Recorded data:
-*-*-
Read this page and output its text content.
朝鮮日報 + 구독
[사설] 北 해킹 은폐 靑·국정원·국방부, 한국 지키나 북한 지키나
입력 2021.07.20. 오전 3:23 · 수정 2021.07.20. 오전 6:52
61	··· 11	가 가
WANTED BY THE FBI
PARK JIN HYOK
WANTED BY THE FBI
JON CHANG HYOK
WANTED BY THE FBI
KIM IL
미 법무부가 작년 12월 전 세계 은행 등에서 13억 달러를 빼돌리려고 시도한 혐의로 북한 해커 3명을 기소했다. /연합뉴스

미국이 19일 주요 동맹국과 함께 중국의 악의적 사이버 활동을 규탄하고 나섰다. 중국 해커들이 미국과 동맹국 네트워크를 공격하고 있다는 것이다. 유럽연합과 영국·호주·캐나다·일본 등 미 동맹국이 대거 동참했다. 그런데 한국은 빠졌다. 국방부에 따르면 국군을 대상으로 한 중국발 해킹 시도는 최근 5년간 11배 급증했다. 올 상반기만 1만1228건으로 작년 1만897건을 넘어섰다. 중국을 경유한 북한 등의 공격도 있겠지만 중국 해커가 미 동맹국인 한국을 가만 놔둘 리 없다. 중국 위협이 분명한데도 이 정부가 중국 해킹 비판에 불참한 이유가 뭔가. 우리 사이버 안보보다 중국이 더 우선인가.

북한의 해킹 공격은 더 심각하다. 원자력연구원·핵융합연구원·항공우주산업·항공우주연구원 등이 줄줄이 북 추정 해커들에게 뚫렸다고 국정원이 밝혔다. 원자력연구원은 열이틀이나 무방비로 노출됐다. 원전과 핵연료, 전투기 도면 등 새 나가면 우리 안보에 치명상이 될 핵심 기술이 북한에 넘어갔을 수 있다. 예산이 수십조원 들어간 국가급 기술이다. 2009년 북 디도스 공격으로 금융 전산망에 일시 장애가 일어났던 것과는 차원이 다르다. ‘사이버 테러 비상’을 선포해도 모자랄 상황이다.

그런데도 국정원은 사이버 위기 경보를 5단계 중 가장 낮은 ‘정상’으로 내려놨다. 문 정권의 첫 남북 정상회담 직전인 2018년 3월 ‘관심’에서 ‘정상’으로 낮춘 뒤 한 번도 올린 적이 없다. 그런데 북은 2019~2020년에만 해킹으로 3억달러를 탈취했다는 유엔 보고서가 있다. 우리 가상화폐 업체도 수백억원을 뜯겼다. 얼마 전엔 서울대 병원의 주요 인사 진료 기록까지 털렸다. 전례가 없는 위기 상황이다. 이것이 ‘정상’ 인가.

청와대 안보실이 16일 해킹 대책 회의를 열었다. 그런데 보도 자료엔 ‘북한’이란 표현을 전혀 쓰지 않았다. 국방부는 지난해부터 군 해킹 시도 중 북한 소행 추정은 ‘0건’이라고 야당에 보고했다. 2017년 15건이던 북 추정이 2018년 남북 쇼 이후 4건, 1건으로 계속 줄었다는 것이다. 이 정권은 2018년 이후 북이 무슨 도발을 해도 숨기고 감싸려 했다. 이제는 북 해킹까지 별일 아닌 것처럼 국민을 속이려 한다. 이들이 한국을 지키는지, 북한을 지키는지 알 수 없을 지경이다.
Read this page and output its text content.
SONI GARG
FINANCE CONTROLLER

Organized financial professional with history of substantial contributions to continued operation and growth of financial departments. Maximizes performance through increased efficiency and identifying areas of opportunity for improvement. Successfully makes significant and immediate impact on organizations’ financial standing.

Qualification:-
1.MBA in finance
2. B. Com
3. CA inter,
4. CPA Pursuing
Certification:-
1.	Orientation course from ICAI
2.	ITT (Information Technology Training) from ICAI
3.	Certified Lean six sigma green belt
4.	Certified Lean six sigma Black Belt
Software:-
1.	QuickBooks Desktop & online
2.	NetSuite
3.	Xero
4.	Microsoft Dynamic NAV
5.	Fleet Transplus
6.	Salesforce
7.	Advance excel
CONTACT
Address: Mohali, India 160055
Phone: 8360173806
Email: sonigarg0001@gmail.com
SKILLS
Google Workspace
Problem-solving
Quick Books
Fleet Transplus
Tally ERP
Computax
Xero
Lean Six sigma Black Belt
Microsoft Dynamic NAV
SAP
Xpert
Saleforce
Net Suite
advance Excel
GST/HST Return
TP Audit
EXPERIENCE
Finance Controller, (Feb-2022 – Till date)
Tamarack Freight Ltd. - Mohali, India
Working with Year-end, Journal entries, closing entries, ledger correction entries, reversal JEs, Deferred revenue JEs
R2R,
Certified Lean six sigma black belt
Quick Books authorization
-*-*-
SET PROBLEM: Single out each line of the records above with the string "Mohali" in it, and copy it.

ANSWER TO THIS TASK:
Address: Mohali, India 160055
Tamarack Freight Ltd. - Mohali, India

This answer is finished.